:: What you need to do ::
Print the data exactly as it is given, please.

───

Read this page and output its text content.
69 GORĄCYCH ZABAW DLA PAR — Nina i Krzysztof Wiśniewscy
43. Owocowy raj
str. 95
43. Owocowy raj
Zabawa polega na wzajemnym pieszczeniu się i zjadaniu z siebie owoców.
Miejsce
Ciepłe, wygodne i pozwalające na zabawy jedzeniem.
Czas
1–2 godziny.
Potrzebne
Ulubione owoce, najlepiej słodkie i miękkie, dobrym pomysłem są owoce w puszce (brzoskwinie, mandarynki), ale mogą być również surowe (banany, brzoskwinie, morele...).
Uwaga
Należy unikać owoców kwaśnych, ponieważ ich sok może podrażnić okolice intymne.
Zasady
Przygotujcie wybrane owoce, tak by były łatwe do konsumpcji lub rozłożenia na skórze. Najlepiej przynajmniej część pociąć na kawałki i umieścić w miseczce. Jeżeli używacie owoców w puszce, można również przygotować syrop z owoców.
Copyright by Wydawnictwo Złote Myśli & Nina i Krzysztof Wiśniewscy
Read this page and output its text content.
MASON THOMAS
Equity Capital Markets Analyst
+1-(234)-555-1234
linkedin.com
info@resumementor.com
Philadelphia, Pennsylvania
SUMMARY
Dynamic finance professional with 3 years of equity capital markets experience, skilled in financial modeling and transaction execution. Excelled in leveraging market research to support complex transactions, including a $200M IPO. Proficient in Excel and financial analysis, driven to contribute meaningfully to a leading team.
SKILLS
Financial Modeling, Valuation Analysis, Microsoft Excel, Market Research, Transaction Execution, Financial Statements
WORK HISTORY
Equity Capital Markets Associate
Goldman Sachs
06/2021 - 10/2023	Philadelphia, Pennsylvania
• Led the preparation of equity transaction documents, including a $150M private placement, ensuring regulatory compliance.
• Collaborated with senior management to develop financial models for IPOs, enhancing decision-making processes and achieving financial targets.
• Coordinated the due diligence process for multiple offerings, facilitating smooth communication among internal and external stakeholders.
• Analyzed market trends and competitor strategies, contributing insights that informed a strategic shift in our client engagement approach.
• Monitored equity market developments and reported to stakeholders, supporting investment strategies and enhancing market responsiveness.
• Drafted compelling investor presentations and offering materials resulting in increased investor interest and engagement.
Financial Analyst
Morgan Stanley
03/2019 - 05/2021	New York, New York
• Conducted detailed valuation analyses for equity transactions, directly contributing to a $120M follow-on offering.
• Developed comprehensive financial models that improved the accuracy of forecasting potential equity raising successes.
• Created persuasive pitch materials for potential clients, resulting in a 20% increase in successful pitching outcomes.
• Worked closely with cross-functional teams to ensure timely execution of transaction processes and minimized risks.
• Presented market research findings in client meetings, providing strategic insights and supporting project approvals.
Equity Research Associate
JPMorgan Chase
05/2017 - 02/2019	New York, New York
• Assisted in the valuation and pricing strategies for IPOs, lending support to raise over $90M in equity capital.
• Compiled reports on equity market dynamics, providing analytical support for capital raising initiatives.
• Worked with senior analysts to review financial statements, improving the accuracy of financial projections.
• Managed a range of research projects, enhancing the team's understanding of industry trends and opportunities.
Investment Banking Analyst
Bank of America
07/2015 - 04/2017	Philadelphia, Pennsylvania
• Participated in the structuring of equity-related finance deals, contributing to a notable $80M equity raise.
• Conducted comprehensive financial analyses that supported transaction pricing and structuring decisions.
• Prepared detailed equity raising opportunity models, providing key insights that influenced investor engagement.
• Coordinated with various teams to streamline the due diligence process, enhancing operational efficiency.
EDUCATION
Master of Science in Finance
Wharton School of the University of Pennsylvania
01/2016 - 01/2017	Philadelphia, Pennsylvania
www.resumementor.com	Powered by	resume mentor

───

:: Written response ::
Read this page and output its text content.
69 GORĄCYCH ZABAW DLA PAR — Nina i Krzysztof Wiśniewscy
43. Owocowy raj
str. 95
43. Owocowy raj
Zabawa polega na wzajemnym pieszczeniu się i zjadaniu z siebie owoców.
Miejsce
Ciepłe, wygodne i pozwalające na zabawy jedzeniem.
Czas
1–2 godziny.
Potrzebne
Ulubione owoce, najlepiej słodkie i miękkie, dobrym pomysłem są owoce w puszce (brzoskwinie, mandarynki), ale mogą być również surowe (banany, brzoskwinie, morele...).
Uwaga
Należy unikać owoców kwaśnych, ponieważ ich sok może podrażnić okolice intymne.
Zasady
Przygotujcie wybrane owoce, tak by były łatwe do konsumpcji lub rozłożenia na skórze. Najlepiej przynajmniej część pociąć na kawałki i umieścić w miseczce. Jeżeli używacie owoców w puszce, można również przygotować syrop z owoców.
Copyright by Wydawnictwo Złote Myśli & Nina i Krzysztof Wiśniewscy
Read this page and output its text content.
MASON THOMAS
Equity Capital Markets Analyst
+1-(234)-555-1234
linkedin.com
info@resumementor.com
Philadelphia, Pennsylvania
SUMMARY
Dynamic finance professional with 3 years of equity capital markets experience, skilled in financial modeling and transaction execution. Excelled in leveraging market research to support complex transactions, including a $200M IPO. Proficient in Excel and financial analysis, driven to contribute meaningfully to a leading team.
SKILLS
Financial Modeling, Valuation Analysis, Microsoft Excel, Market Research, Transaction Execution, Financial Statements
WORK HISTORY
Equity Capital Markets Associate
Goldman Sachs
06/2021 - 10/2023	Philadelphia, Pennsylvania
• Led the preparation of equity transaction documents, including a $150M private placement, ensuring regulatory compliance.
• Collaborated with senior management to develop financial models for IPOs, enhancing decision-making processes and achieving financial targets.
• Coordinated the due diligence process for multiple offerings, facilitating smooth communication among internal and external stakeholders.
• Analyzed market trends and competitor strategies, contributing insights that informed a strategic shift in our client engagement approach.
• Monitored equity market developments and reported to stakeholders, supporting investment strategies and enhancing market responsiveness.
• Drafted compelling investor presentations and offering materials resulting in increased investor interest and engagement.
Financial Analyst
Morgan Stanley
03/2019 - 05/2021	New York, New York
• Conducted detailed valuation analyses for equity transactions, directly contributing to a $120M follow-on offering.
• Developed comprehensive financial models that improved the accuracy of forecasting potential equity raising successes.
• Created persuasive pitch materials for potential clients, resulting in a 20% increase in successful pitching outcomes.
• Worked closely with cross-functional teams to ensure timely execution of transaction processes and minimized risks.
• Presented market research findings in client meetings, providing strategic insights and supporting project approvals.
Equity Research Associate
JPMorgan Chase
05/2017 - 02/2019	New York, New York
• Assisted in the valuation and pricing strategies for IPOs, lending support to raise over $90M in equity capital.
• Compiled reports on equity market dynamics, providing analytical support for capital raising initiatives.
• Worked with senior analysts to review financial statements, improving the accuracy of financial projections.
• Managed a range of research projects, enhancing the team's understanding of industry trends and opportunities.
Investment Banking Analyst
Bank of America
07/2015 - 04/2017	Philadelphia, Pennsylvania
• Participated in the structuring of equity-related finance deals, contributing to a notable $80M equity raise.
• Conducted comprehensive financial analyses that supported transaction pricing and structuring decisions.
• Prepared detailed equity raising opportunity models, providing key insights that influenced investor engagement.
• Coordinated with various teams to streamline the due diligence process, enhancing operational efficiency.
EDUCATION
Master of Science in Finance
Wharton School of the University of Pennsylvania
01/2016 - 01/2017	Philadelphia, Pennsylvania
www.resumementor.com	Powered by	resume mentor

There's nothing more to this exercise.